**Task:** Filter the records below and copy every line containing the word "between".

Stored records
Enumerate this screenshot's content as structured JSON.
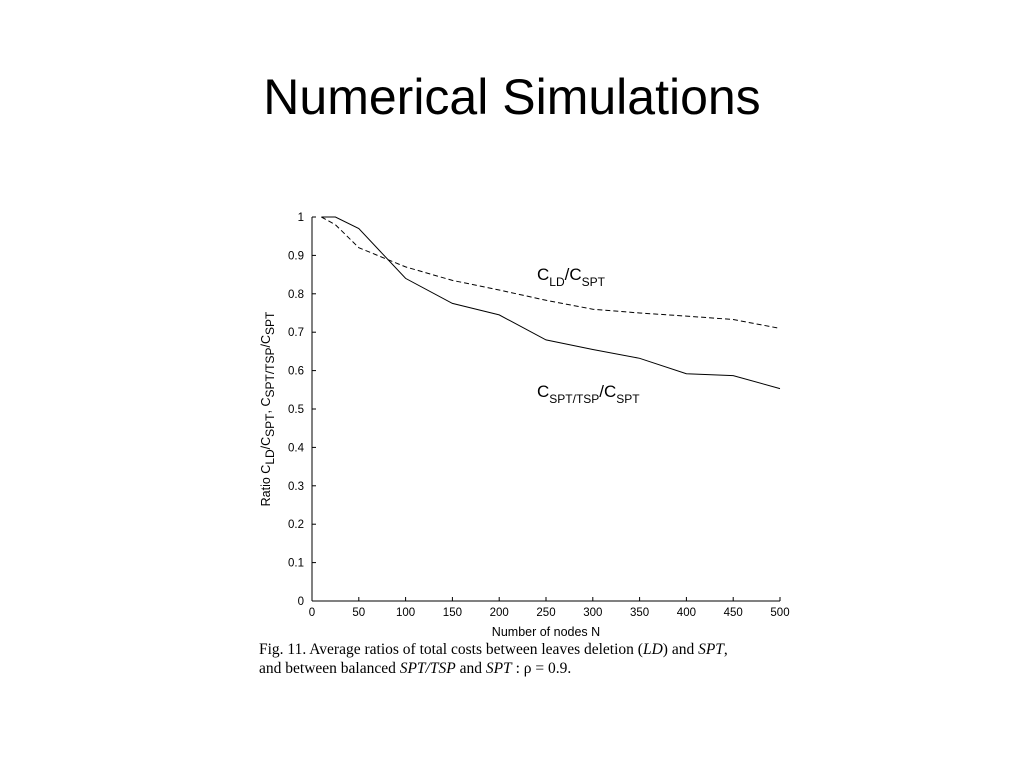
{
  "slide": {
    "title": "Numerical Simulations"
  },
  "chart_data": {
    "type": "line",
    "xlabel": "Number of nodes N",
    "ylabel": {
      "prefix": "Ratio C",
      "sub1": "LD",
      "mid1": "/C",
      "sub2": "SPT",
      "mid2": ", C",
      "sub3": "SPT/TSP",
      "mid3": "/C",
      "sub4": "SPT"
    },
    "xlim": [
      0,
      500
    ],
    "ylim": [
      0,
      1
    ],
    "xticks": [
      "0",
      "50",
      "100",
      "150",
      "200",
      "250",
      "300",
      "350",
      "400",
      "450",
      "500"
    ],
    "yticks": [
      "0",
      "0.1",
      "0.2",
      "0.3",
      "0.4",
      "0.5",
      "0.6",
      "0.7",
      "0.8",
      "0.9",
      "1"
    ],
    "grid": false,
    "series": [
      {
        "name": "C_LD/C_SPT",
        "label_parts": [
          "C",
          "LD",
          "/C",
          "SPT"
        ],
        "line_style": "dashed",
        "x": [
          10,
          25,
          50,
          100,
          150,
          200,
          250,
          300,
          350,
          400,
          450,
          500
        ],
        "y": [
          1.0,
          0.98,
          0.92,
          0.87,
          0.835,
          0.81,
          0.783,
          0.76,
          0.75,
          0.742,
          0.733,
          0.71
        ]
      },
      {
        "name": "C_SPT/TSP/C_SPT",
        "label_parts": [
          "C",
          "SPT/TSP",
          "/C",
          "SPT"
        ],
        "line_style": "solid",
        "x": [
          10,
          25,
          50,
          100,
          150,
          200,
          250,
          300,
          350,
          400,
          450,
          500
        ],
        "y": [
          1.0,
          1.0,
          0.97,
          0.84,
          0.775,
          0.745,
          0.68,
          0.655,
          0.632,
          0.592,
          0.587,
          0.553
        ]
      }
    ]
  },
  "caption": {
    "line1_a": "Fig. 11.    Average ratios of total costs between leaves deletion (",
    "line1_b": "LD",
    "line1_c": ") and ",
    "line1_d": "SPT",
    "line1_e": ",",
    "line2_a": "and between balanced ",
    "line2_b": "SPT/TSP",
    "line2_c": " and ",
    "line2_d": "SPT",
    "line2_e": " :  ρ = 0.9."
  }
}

**Result of the exercise:**
    "line1_a": "Fig. 11.    Average ratios of total costs between leaves deletion (",
    "line2_a": "and between balanced ",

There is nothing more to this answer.